* Data records:
* Start *

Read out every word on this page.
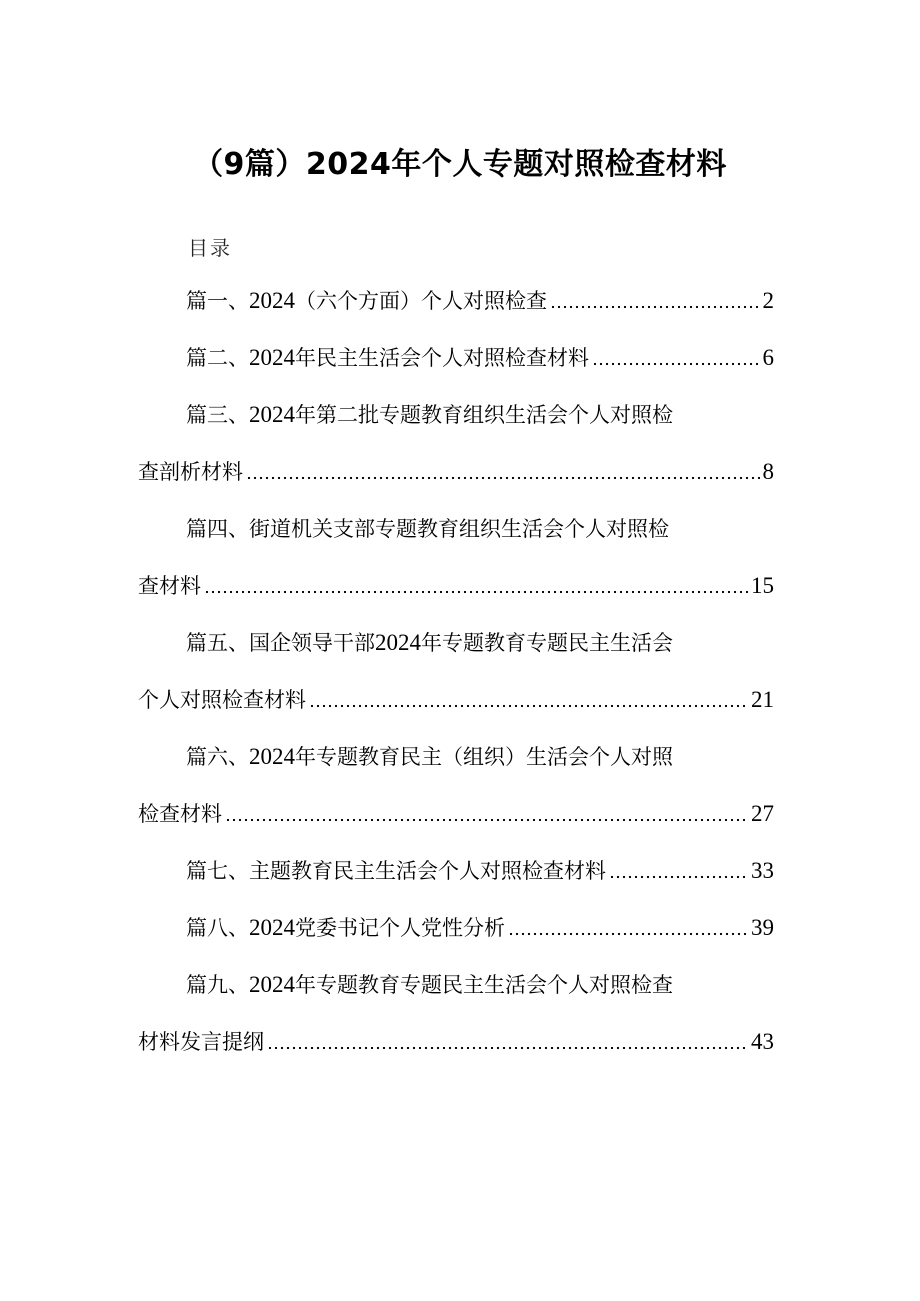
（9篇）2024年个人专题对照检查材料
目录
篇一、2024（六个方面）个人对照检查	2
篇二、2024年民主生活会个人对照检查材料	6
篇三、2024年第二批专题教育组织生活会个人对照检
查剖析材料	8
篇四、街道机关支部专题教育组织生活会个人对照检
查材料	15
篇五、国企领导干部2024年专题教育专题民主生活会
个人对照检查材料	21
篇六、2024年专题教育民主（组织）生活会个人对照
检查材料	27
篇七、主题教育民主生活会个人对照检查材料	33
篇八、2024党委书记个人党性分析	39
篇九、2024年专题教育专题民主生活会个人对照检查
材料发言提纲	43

* End *
* Start *

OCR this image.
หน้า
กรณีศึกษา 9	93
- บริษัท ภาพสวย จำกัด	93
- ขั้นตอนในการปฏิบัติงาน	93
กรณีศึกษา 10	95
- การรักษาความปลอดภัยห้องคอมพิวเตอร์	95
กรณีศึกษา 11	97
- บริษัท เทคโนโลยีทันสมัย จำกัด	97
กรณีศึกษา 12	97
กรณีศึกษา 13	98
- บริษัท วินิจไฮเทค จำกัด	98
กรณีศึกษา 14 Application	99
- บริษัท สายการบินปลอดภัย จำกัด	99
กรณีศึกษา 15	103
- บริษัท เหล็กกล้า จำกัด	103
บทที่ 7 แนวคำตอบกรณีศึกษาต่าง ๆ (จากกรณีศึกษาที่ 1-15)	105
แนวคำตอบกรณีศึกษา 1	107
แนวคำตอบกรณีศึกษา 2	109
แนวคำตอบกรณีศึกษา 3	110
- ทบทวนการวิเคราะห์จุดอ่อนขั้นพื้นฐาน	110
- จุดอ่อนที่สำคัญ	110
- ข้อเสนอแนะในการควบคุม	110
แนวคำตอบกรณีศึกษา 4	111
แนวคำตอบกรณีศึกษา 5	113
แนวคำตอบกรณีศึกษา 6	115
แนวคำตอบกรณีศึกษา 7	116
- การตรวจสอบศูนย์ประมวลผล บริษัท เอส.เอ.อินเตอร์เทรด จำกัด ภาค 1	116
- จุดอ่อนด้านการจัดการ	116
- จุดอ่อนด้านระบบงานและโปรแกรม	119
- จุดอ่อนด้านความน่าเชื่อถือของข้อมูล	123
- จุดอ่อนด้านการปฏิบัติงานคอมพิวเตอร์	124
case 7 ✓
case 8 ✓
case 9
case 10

* End *

* Goal of the exercise:
Return each line where "วเตอร" shows up.

* Worked answer:
- การรักษาความปลอดภัยห้องคอมพิวเตอร์	95
- จุดอ่อนด้านการปฏิบัติงานคอมพิวเตอร์	124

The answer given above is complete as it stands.